PROVIDED ENTRIES>
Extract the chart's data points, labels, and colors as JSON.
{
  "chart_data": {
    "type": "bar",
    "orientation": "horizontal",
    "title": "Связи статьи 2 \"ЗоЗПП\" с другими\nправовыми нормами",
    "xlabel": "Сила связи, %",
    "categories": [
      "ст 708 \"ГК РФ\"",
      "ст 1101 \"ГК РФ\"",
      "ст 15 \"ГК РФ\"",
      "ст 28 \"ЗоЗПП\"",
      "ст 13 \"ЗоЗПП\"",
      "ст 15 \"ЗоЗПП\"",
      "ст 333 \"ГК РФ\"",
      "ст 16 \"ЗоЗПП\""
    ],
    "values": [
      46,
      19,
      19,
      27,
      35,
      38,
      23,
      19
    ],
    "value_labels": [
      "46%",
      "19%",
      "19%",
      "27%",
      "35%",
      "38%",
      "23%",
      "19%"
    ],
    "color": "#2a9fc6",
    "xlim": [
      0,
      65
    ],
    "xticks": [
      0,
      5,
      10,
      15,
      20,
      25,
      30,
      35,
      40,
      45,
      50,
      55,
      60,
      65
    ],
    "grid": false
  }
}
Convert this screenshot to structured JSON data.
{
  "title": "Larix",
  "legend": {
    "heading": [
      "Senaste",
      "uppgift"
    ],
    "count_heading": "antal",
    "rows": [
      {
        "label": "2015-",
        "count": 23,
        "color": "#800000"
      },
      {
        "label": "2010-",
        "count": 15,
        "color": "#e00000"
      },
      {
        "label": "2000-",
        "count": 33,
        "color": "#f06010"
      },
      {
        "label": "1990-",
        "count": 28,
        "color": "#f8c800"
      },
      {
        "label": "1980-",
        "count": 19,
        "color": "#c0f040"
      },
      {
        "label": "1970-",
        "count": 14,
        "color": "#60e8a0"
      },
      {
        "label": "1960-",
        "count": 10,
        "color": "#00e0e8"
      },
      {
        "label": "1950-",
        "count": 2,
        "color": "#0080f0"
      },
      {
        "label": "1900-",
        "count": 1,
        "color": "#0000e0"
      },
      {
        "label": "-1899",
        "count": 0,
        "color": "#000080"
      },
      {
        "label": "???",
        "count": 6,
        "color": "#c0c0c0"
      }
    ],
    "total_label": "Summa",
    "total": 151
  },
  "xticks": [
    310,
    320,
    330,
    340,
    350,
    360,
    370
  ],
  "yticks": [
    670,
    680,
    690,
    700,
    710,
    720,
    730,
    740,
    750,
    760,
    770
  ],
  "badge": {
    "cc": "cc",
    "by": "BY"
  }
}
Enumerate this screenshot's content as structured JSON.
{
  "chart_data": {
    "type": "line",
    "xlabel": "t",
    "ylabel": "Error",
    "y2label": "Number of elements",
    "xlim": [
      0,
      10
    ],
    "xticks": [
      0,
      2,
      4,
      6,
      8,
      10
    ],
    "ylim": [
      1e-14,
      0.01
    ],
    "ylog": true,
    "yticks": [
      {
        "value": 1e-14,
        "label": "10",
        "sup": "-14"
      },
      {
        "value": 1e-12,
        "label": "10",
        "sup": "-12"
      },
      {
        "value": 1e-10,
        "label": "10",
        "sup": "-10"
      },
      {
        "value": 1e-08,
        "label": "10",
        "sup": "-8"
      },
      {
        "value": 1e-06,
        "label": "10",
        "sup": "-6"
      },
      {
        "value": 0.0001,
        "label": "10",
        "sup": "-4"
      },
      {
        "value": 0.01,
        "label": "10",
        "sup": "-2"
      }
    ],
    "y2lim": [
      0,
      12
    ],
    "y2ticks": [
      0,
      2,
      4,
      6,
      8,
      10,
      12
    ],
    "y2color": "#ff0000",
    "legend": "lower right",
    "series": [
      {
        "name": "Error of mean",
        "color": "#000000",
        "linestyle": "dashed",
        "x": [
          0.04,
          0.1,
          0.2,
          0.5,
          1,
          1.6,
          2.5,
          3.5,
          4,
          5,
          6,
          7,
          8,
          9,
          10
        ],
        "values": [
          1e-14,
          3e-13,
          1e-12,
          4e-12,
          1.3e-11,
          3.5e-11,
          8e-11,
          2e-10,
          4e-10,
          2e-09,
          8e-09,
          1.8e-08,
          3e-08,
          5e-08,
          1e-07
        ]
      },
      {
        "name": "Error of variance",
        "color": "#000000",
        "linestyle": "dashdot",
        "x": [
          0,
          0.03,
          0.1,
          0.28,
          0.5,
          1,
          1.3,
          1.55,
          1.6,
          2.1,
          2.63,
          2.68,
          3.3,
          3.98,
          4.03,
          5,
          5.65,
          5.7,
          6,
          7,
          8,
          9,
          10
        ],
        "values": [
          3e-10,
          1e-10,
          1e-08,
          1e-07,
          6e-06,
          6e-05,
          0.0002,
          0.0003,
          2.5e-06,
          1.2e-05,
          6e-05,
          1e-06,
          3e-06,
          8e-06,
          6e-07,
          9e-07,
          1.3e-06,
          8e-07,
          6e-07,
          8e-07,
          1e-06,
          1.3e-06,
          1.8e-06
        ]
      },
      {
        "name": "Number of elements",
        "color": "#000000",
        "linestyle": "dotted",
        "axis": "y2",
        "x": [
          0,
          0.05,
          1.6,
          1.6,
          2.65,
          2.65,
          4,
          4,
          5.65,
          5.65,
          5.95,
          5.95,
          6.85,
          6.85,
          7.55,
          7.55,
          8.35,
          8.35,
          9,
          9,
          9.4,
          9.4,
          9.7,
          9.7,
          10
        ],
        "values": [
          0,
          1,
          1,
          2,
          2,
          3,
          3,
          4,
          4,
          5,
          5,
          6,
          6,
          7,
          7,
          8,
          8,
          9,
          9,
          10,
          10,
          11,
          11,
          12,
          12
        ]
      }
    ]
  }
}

STATED GOAL>
Retype all of the data shown above, word for word.

COMPLETED EXERCISE>
Extract the chart's data points, labels, and colors as JSON.
{
  "chart_data": {
    "type": "bar",
    "orientation": "horizontal",
    "title": "Связи статьи 2 \"ЗоЗПП\" с другими\nправовыми нормами",
    "xlabel": "Сила связи, %",
    "categories": [
      "ст 708 \"ГК РФ\"",
      "ст 1101 \"ГК РФ\"",
      "ст 15 \"ГК РФ\"",
      "ст 28 \"ЗоЗПП\"",
      "ст 13 \"ЗоЗПП\"",
      "ст 15 \"ЗоЗПП\"",
      "ст 333 \"ГК РФ\"",
      "ст 16 \"ЗоЗПП\""
    ],
    "values": [
      46,
      19,
      19,
      27,
      35,
      38,
      23,
      19
    ],
    "value_labels": [
      "46%",
      "19%",
      "19%",
      "27%",
      "35%",
      "38%",
      "23%",
      "19%"
    ],
    "color": "#2a9fc6",
    "xlim": [
      0,
      65
    ],
    "xticks": [
      0,
      5,
      10,
      15,
      20,
      25,
      30,
      35,
      40,
      45,
      50,
      55,
      60,
      65
    ],
    "grid": false
  }
}
Convert this screenshot to structured JSON data.
{
  "title": "Larix",
  "legend": {
    "heading": [
      "Senaste",
      "uppgift"
    ],
    "count_heading": "antal",
    "rows": [
      {
        "label": "2015-",
        "count": 23,
        "color": "#800000"
      },
      {
        "label": "2010-",
        "count": 15,
        "color": "#e00000"
      },
      {
        "label": "2000-",
        "count": 33,
        "color": "#f06010"
      },
      {
        "label": "1990-",
        "count": 28,
        "color": "#f8c800"
      },
      {
        "label": "1980-",
        "count": 19,
        "color": "#c0f040"
      },
      {
        "label": "1970-",
        "count": 14,
        "color": "#60e8a0"
      },
      {
        "label": "1960-",
        "count": 10,
        "color": "#00e0e8"
      },
      {
        "label": "1950-",
        "count": 2,
        "color": "#0080f0"
      },
      {
        "label": "1900-",
        "count": 1,
        "color": "#0000e0"
      },
      {
        "label": "-1899",
        "count": 0,
        "color": "#000080"
      },
      {
        "label": "???",
        "count": 6,
        "color": "#c0c0c0"
      }
    ],
    "total_label": "Summa",
    "total": 151
  },
  "xticks": [
    310,
    320,
    330,
    340,
    350,
    360,
    370
  ],
  "yticks": [
    670,
    680,
    690,
    700,
    710,
    720,
    730,
    740,
    750,
    760,
    770
  ],
  "badge": {
    "cc": "cc",
    "by": "BY"
  }
}
Enumerate this screenshot's content as structured JSON.
{
  "chart_data": {
    "type": "line",
    "xlabel": "t",
    "ylabel": "Error",
    "y2label": "Number of elements",
    "xlim": [
      0,
      10
    ],
    "xticks": [
      0,
      2,
      4,
      6,
      8,
      10
    ],
    "ylim": [
      1e-14,
      0.01
    ],
    "ylog": true,
    "yticks": [
      {
        "value": 1e-14,
        "label": "10",
        "sup": "-14"
      },
      {
        "value": 1e-12,
        "label": "10",
        "sup": "-12"
      },
      {
        "value": 1e-10,
        "label": "10",
        "sup": "-10"
      },
      {
        "value": 1e-08,
        "label": "10",
        "sup": "-8"
      },
      {
        "value": 1e-06,
        "label": "10",
        "sup": "-6"
      },
      {
        "value": 0.0001,
        "label": "10",
        "sup": "-4"
      },
      {
        "value": 0.01,
        "label": "10",
        "sup": "-2"
      }
    ],
    "y2lim": [
      0,
      12
    ],
    "y2ticks": [
      0,
      2,
      4,
      6,
      8,
      10,
      12
    ],
    "y2color": "#ff0000",
    "legend": "lower right",
    "series": [
      {
        "name": "Error of mean",
        "color": "#000000",
        "linestyle": "dashed",
        "x": [
          0.04,
          0.1,
          0.2,
          0.5,
          1,
          1.6,
          2.5,
          3.5,
          4,
          5,
          6,
          7,
          8,
          9,
          10
        ],
        "values": [
          1e-14,
          3e-13,
          1e-12,
          4e-12,
          1.3e-11,
          3.5e-11,
          8e-11,
          2e-10,
          4e-10,
          2e-09,
          8e-09,
          1.8e-08,
          3e-08,
          5e-08,
          1e-07
        ]
      },
      {
        "name": "Error of variance",
        "color": "#000000",
        "linestyle": "dashdot",
        "x": [
          0,
          0.03,
          0.1,
          0.28,
          0.5,
          1,
          1.3,
          1.55,
          1.6,
          2.1,
          2.63,
          2.68,
          3.3,
          3.98,
          4.03,
          5,
          5.65,
          5.7,
          6,
          7,
          8,
          9,
          10
        ],
        "values": [
          3e-10,
          1e-10,
          1e-08,
          1e-07,
          6e-06,
          6e-05,
          0.0002,
          0.0003,
          2.5e-06,
          1.2e-05,
          6e-05,
          1e-06,
          3e-06,
          8e-06,
          6e-07,
          9e-07,
          1.3e-06,
          8e-07,
          6e-07,
          8e-07,
          1e-06,
          1.3e-06,
          1.8e-06
        ]
      },
      {
        "name": "Number of elements",
        "color": "#000000",
        "linestyle": "dotted",
        "axis": "y2",
        "x": [
          0,
          0.05,
          1.6,
          1.6,
          2.65,
          2.65,
          4,
          4,
          5.65,
          5.65,
          5.95,
          5.95,
          6.85,
          6.85,
          7.55,
          7.55,
          8.35,
          8.35,
          9,
          9,
          9.4,
          9.4,
          9.7,
          9.7,
          10
        ],
        "values": [
          0,
          1,
          1,
          2,
          2,
          3,
          3,
          4,
          4,
          5,
          5,
          6,
          6,
          7,
          7,
          8,
          8,
          9,
          9,
          10,
          10,
          11,
          11,
          12,
          12
        ]
      }
    ]
  }
}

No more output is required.